Pick out each line of the records that includes the string "Phenotypic", and copy it.

— AVAILABLE RECORDS —

— Start —

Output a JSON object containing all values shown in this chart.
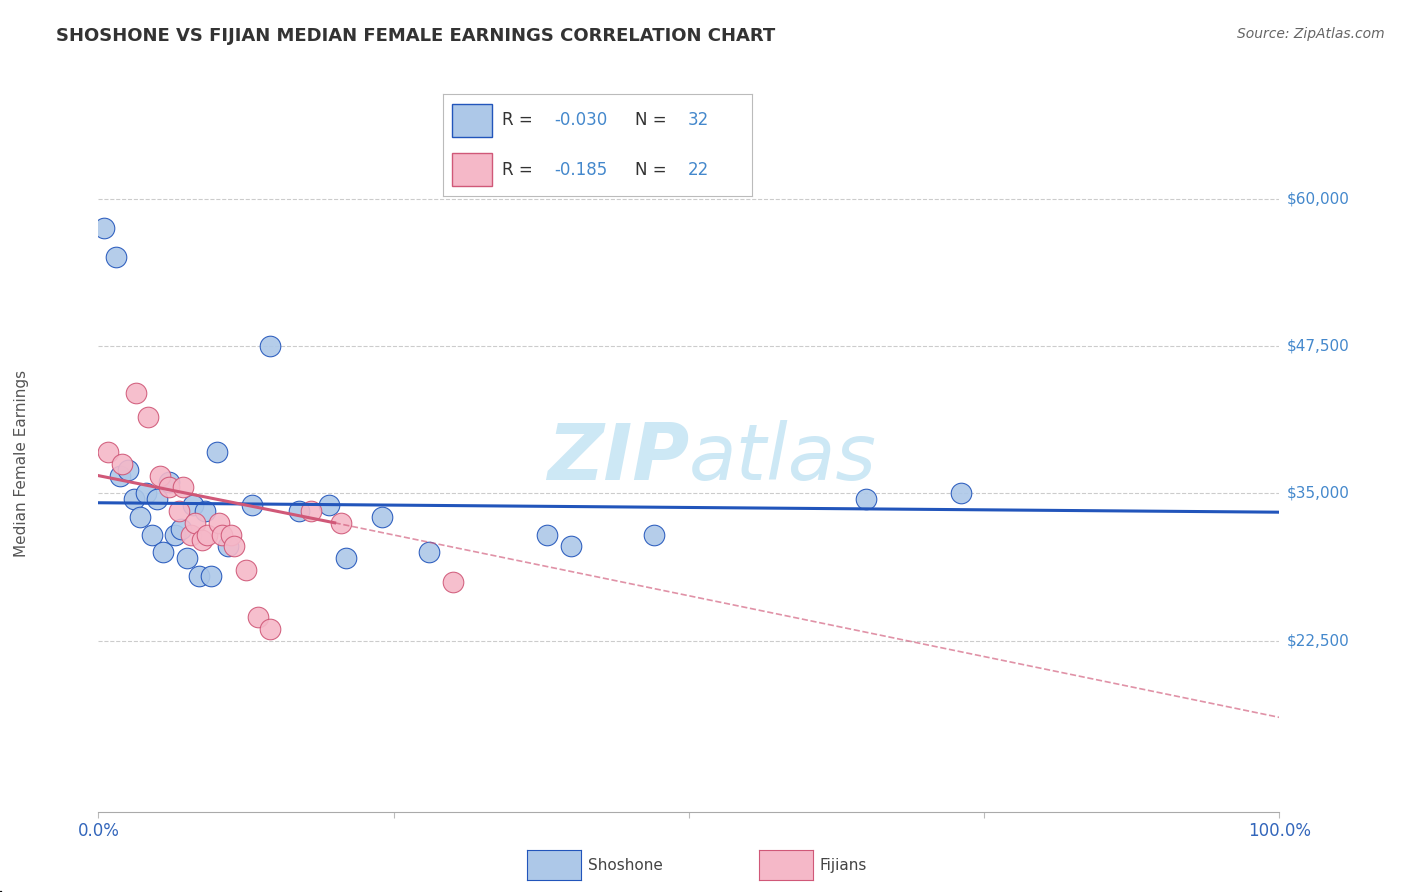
{
  "title": "SHOSHONE VS FIJIAN MEDIAN FEMALE EARNINGS CORRELATION CHART",
  "source": "Source: ZipAtlas.com",
  "ylabel": "Median Female Earnings",
  "shoshone_r": -0.03,
  "shoshone_n": 32,
  "fijian_r": -0.185,
  "fijian_n": 22,
  "shoshone_color": "#adc8e8",
  "fijian_color": "#f5b8c8",
  "shoshone_line_color": "#2255bb",
  "fijian_line_color": "#d05878",
  "ytick_labels": [
    "$22,500",
    "$35,000",
    "$47,500",
    "$60,000"
  ],
  "ytick_values": [
    22500,
    35000,
    47500,
    60000
  ],
  "ylim": [
    8000,
    67000
  ],
  "shoshone_x": [
    0.5,
    1.5,
    1.8,
    2.5,
    3.0,
    3.5,
    4.0,
    4.5,
    5.0,
    5.5,
    6.0,
    6.5,
    7.0,
    7.5,
    8.0,
    8.5,
    9.0,
    9.5,
    10.0,
    11.0,
    13.0,
    14.5,
    17.0,
    19.5,
    21.0,
    24.0,
    28.0,
    38.0,
    40.0,
    47.0,
    65.0,
    73.0
  ],
  "shoshone_y": [
    57500,
    55000,
    36500,
    37000,
    34500,
    33000,
    35000,
    31500,
    34500,
    30000,
    36000,
    31500,
    32000,
    29500,
    34000,
    28000,
    33500,
    28000,
    38500,
    30500,
    34000,
    47500,
    33500,
    34000,
    29500,
    33000,
    30000,
    31500,
    30500,
    31500,
    34500,
    35000
  ],
  "fijian_x": [
    0.8,
    2.0,
    3.2,
    4.2,
    5.2,
    6.0,
    6.8,
    7.2,
    7.8,
    8.2,
    8.8,
    9.2,
    10.2,
    10.5,
    11.2,
    11.5,
    12.5,
    13.5,
    14.5,
    18.0,
    20.5,
    30.0
  ],
  "fijian_y": [
    38500,
    37500,
    43500,
    41500,
    36500,
    35500,
    33500,
    35500,
    31500,
    32500,
    31000,
    31500,
    32500,
    31500,
    31500,
    30500,
    28500,
    24500,
    23500,
    33500,
    32500,
    27500
  ],
  "watermark_color": "#cde8f5",
  "grid_color": "#cccccc",
  "axis_label_color": "#4488cc",
  "axis_num_color": "#3366bb",
  "background_color": "#ffffff"
}
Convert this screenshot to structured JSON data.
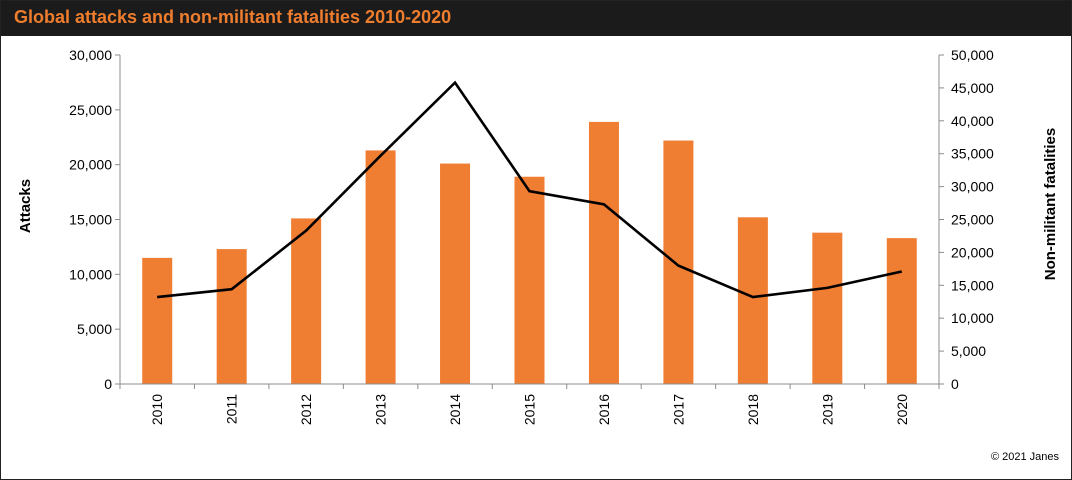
{
  "header": {
    "title": "Global attacks and non-militant fatalities 2010-2020"
  },
  "footer": {
    "copyright": "© 2021 Janes"
  },
  "colors": {
    "bar": "#ef7d32",
    "line": "#000000",
    "title_text": "#ef7d2e",
    "title_background": "#1b1b1b"
  },
  "chart_data": {
    "type": "bar",
    "title": "Global attacks and non-militant fatalities 2010-2020",
    "categories": [
      "2010",
      "2011",
      "2012",
      "2013",
      "2014",
      "2015",
      "2016",
      "2017",
      "2018",
      "2019",
      "2020"
    ],
    "series": [
      {
        "name": "",
        "type": "bar",
        "axis": "left",
        "values": [
          11500,
          12300,
          15100,
          21300,
          20100,
          18900,
          23900,
          22200,
          15200,
          13800,
          13300
        ]
      },
      {
        "name": "",
        "type": "line",
        "axis": "right",
        "values": [
          13200,
          14400,
          23300,
          34700,
          45800,
          29300,
          27300,
          18000,
          13200,
          14600,
          17100
        ]
      }
    ],
    "ylabel": "Attacks",
    "y2label": "Non-militant fatalities",
    "ylim": [
      0,
      30000
    ],
    "y2lim": [
      0,
      50000
    ],
    "yticks": [
      "0",
      "5,000",
      "10,000",
      "15,000",
      "20,000",
      "25,000",
      "30,000"
    ],
    "y2ticks": [
      "0",
      "5,000",
      "10,000",
      "15,000",
      "20,000",
      "25,000",
      "30,000",
      "35,000",
      "40,000",
      "45,000",
      "50,000"
    ],
    "grid": false,
    "legend": "none"
  }
}
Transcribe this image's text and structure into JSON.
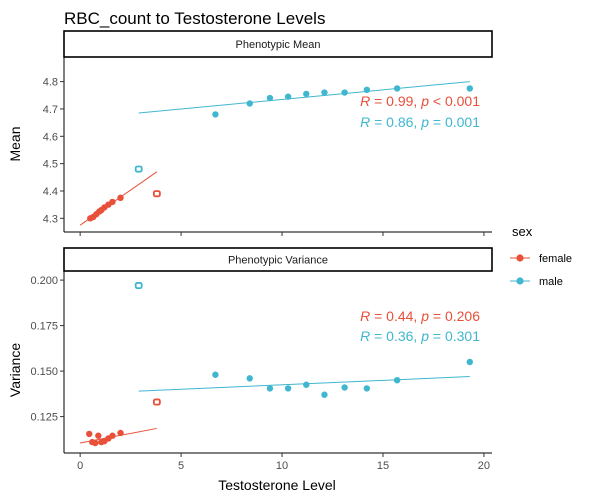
{
  "title": "RBC_count to Testosterone Levels",
  "colors": {
    "female": "#E8503A",
    "male": "#40B7CF"
  },
  "legend": {
    "title": "sex",
    "items": [
      {
        "key": "female",
        "label": "female"
      },
      {
        "key": "male",
        "label": "male"
      }
    ]
  },
  "chart_data": {
    "type": "scatter",
    "title": "RBC_count to Testosterone Levels",
    "xlabel": "Testosterone Level",
    "xlim": [
      -0.8,
      20.4
    ],
    "x_ticks": [
      0,
      5,
      10,
      15,
      20
    ],
    "panels": [
      {
        "strip": "Phenotypic Mean",
        "ylabel": "Mean",
        "ylim": [
          4.25,
          4.89
        ],
        "y_ticks": [
          4.3,
          4.4,
          4.5,
          4.6,
          4.7,
          4.8
        ],
        "y_tick_labels": [
          "4.3",
          "4.4",
          "4.5",
          "4.6",
          "4.7",
          "4.8"
        ],
        "series": [
          {
            "name": "female",
            "points": [
              [
                0.5,
                4.3
              ],
              [
                0.65,
                4.305
              ],
              [
                0.8,
                4.315
              ],
              [
                0.95,
                4.325
              ],
              [
                1.05,
                4.33
              ],
              [
                1.2,
                4.34
              ],
              [
                1.4,
                4.35
              ],
              [
                1.6,
                4.36
              ],
              [
                2.0,
                4.375
              ]
            ],
            "open_points": [
              [
                3.8,
                4.39
              ]
            ],
            "fit": [
              [
                0.0,
                4.275
              ],
              [
                3.8,
                4.47
              ]
            ],
            "stat": "R = 0.99, p < 0.001"
          },
          {
            "name": "male",
            "points": [
              [
                6.7,
                4.68
              ],
              [
                8.4,
                4.72
              ],
              [
                9.4,
                4.74
              ],
              [
                10.3,
                4.745
              ],
              [
                11.2,
                4.755
              ],
              [
                12.1,
                4.76
              ],
              [
                13.1,
                4.76
              ],
              [
                14.2,
                4.77
              ],
              [
                15.7,
                4.775
              ],
              [
                19.3,
                4.775
              ]
            ],
            "open_points": [
              [
                2.9,
                4.48
              ]
            ],
            "fit": [
              [
                2.9,
                4.685
              ],
              [
                19.3,
                4.8
              ]
            ],
            "stat": "R = 0.86, p = 0.001"
          }
        ]
      },
      {
        "strip": "Phenotypic Variance",
        "ylabel": "Variance",
        "ylim": [
          0.105,
          0.205
        ],
        "y_ticks": [
          0.125,
          0.15,
          0.175,
          0.2
        ],
        "y_tick_labels": [
          "0.125",
          "0.150",
          "0.175",
          "0.200"
        ],
        "series": [
          {
            "name": "female",
            "points": [
              [
                0.45,
                0.1155
              ],
              [
                0.6,
                0.111
              ],
              [
                0.75,
                0.1105
              ],
              [
                0.9,
                0.1145
              ],
              [
                1.05,
                0.111
              ],
              [
                1.2,
                0.1115
              ],
              [
                1.4,
                0.113
              ],
              [
                1.6,
                0.1145
              ],
              [
                2.0,
                0.116
              ]
            ],
            "open_points": [
              [
                3.8,
                0.133
              ]
            ],
            "fit": [
              [
                0.0,
                0.1105
              ],
              [
                3.8,
                0.1185
              ]
            ],
            "stat": "R = 0.44, p = 0.206"
          },
          {
            "name": "male",
            "points": [
              [
                6.7,
                0.148
              ],
              [
                8.4,
                0.146
              ],
              [
                9.4,
                0.1405
              ],
              [
                10.3,
                0.1405
              ],
              [
                11.2,
                0.1425
              ],
              [
                12.1,
                0.137
              ],
              [
                13.1,
                0.141
              ],
              [
                14.2,
                0.1405
              ],
              [
                15.7,
                0.145
              ],
              [
                19.3,
                0.155
              ]
            ],
            "open_points": [
              [
                2.9,
                0.197
              ]
            ],
            "fit": [
              [
                2.9,
                0.139
              ],
              [
                19.3,
                0.147
              ]
            ],
            "stat": "R = 0.36, p = 0.301"
          }
        ]
      }
    ]
  }
}
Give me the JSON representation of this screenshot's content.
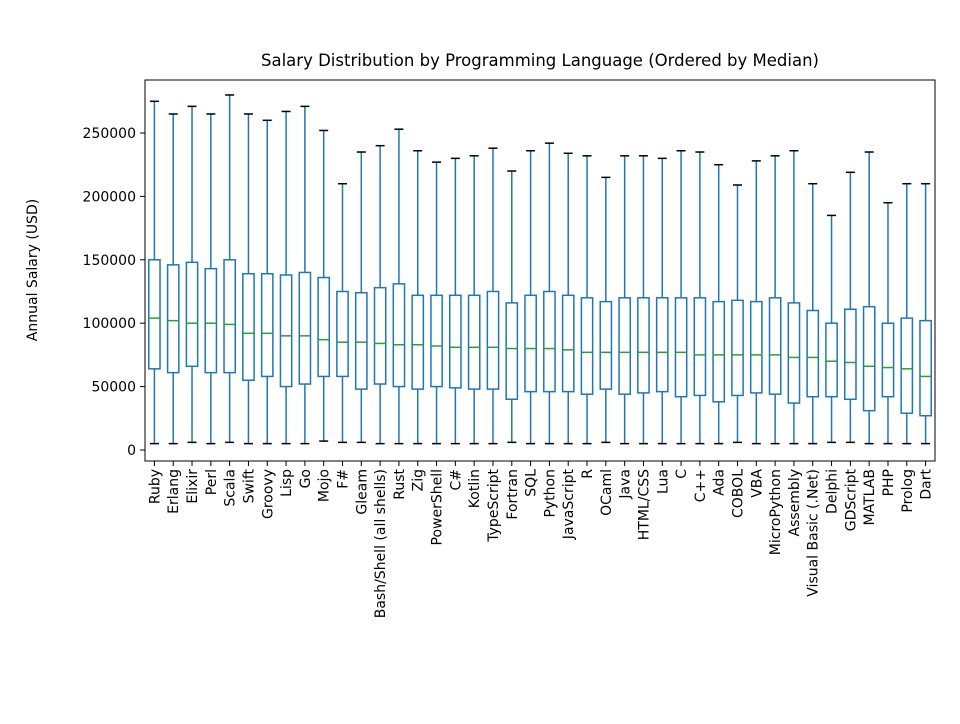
{
  "chart_data": {
    "type": "box",
    "title": "Salary Distribution by Programming Language (Ordered by Median)",
    "xlabel": "",
    "ylabel": "Annual Salary (USD)",
    "ylim": [
      -8700,
      291800
    ],
    "yticks": [
      0,
      50000,
      100000,
      150000,
      200000,
      250000
    ],
    "grid": false,
    "colors": {
      "box": "#1f77b4",
      "median": "#2ca02c",
      "cap": "#000000"
    },
    "categories": [
      "Ruby",
      "Erlang",
      "Elixir",
      "Perl",
      "Scala",
      "Swift",
      "Groovy",
      "Lisp",
      "Go",
      "Mojo",
      "F#",
      "Gleam",
      "Bash/Shell (all shells)",
      "Rust",
      "Zig",
      "PowerShell",
      "C#",
      "Kotlin",
      "TypeScript",
      "Fortran",
      "SQL",
      "Python",
      "JavaScript",
      "R",
      "OCaml",
      "Java",
      "HTML/CSS",
      "Lua",
      "C",
      "C++",
      "Ada",
      "COBOL",
      "VBA",
      "MicroPython",
      "Assembly",
      "Visual Basic (.Net)",
      "Delphi",
      "GDScript",
      "MATLAB",
      "PHP",
      "Prolog",
      "Dart"
    ],
    "boxes": [
      [
        5000,
        64000,
        104000,
        150000,
        275000
      ],
      [
        5000,
        61000,
        102000,
        146000,
        265000
      ],
      [
        6000,
        66000,
        100000,
        148000,
        271000
      ],
      [
        5000,
        61000,
        100000,
        143000,
        265000
      ],
      [
        6000,
        61000,
        99000,
        150000,
        280000
      ],
      [
        5000,
        55000,
        92000,
        139000,
        265000
      ],
      [
        5000,
        58000,
        92000,
        139000,
        260000
      ],
      [
        5000,
        50000,
        90000,
        138000,
        267000
      ],
      [
        5000,
        52000,
        90000,
        140000,
        271000
      ],
      [
        7000,
        58000,
        87000,
        136000,
        252000
      ],
      [
        6000,
        58000,
        85000,
        125000,
        210000
      ],
      [
        6000,
        48000,
        85000,
        124000,
        235000
      ],
      [
        5000,
        52000,
        84000,
        128000,
        240000
      ],
      [
        5000,
        50000,
        83000,
        131000,
        253000
      ],
      [
        5000,
        48000,
        83000,
        122000,
        236000
      ],
      [
        5000,
        50000,
        82000,
        122000,
        227000
      ],
      [
        5000,
        49000,
        81000,
        122000,
        230000
      ],
      [
        5000,
        48000,
        81000,
        122000,
        232000
      ],
      [
        5000,
        48000,
        81000,
        125000,
        238000
      ],
      [
        6000,
        40000,
        80000,
        116000,
        220000
      ],
      [
        5000,
        46000,
        80000,
        122000,
        236000
      ],
      [
        5000,
        46000,
        80000,
        125000,
        242000
      ],
      [
        5000,
        46000,
        79000,
        122000,
        234000
      ],
      [
        5000,
        44000,
        77000,
        120000,
        232000
      ],
      [
        6000,
        48000,
        77000,
        117000,
        215000
      ],
      [
        5000,
        44000,
        77000,
        120000,
        232000
      ],
      [
        5000,
        45000,
        77000,
        120000,
        232000
      ],
      [
        5000,
        46000,
        77000,
        120000,
        230000
      ],
      [
        5000,
        42000,
        77000,
        120000,
        236000
      ],
      [
        5000,
        43000,
        75000,
        120000,
        235000
      ],
      [
        5000,
        38000,
        75000,
        117000,
        225000
      ],
      [
        6000,
        43000,
        75000,
        118000,
        209000
      ],
      [
        5000,
        45000,
        75000,
        117000,
        228000
      ],
      [
        5000,
        44000,
        75000,
        120000,
        232000
      ],
      [
        5000,
        37000,
        73000,
        116000,
        236000
      ],
      [
        5000,
        42000,
        73000,
        110000,
        210000
      ],
      [
        6000,
        42000,
        70000,
        100000,
        185000
      ],
      [
        6000,
        40000,
        69000,
        111000,
        219000
      ],
      [
        5000,
        31000,
        66000,
        113000,
        235000
      ],
      [
        5000,
        42000,
        65000,
        100000,
        195000
      ],
      [
        5000,
        29000,
        64000,
        104000,
        210000
      ],
      [
        5000,
        27000,
        58000,
        102000,
        210000
      ]
    ],
    "box_fields": [
      "whisker_low",
      "q1",
      "median",
      "q3",
      "whisker_high"
    ]
  }
}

— End —

— FULL OUTPUT —
        "strip": "Phenotypic Mean",
        "strip": "Phenotypic Variance",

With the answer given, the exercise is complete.